§ Requirements: Count every line that holds the string "icon", then give that number alone.

Stored records:
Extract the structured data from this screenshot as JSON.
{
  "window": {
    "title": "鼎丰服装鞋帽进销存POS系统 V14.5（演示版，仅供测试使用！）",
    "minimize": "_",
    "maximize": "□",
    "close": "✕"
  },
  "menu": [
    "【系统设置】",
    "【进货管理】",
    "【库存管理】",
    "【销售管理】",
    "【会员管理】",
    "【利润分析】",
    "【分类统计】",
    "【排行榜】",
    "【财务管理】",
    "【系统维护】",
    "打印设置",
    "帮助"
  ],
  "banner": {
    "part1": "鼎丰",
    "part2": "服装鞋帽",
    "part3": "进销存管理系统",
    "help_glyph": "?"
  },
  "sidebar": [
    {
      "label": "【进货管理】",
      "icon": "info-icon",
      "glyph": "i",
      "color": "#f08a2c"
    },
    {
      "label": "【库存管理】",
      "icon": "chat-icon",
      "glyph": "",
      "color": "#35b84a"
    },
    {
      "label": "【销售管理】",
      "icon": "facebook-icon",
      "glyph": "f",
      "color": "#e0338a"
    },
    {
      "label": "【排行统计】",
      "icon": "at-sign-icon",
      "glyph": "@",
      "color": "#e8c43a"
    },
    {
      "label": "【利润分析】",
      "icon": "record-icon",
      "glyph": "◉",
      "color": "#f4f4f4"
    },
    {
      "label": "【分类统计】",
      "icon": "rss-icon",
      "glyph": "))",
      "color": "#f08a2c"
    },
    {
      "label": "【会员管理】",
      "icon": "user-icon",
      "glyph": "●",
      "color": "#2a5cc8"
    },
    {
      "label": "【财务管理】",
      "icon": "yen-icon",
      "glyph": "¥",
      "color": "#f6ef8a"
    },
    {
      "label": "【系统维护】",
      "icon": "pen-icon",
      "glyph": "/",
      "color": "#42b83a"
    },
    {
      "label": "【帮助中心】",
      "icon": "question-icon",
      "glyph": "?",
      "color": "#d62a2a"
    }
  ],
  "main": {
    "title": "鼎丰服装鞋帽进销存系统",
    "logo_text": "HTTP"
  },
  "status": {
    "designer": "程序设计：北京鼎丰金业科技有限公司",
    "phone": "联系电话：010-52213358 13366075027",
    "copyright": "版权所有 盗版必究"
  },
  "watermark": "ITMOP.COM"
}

§ Output below: 10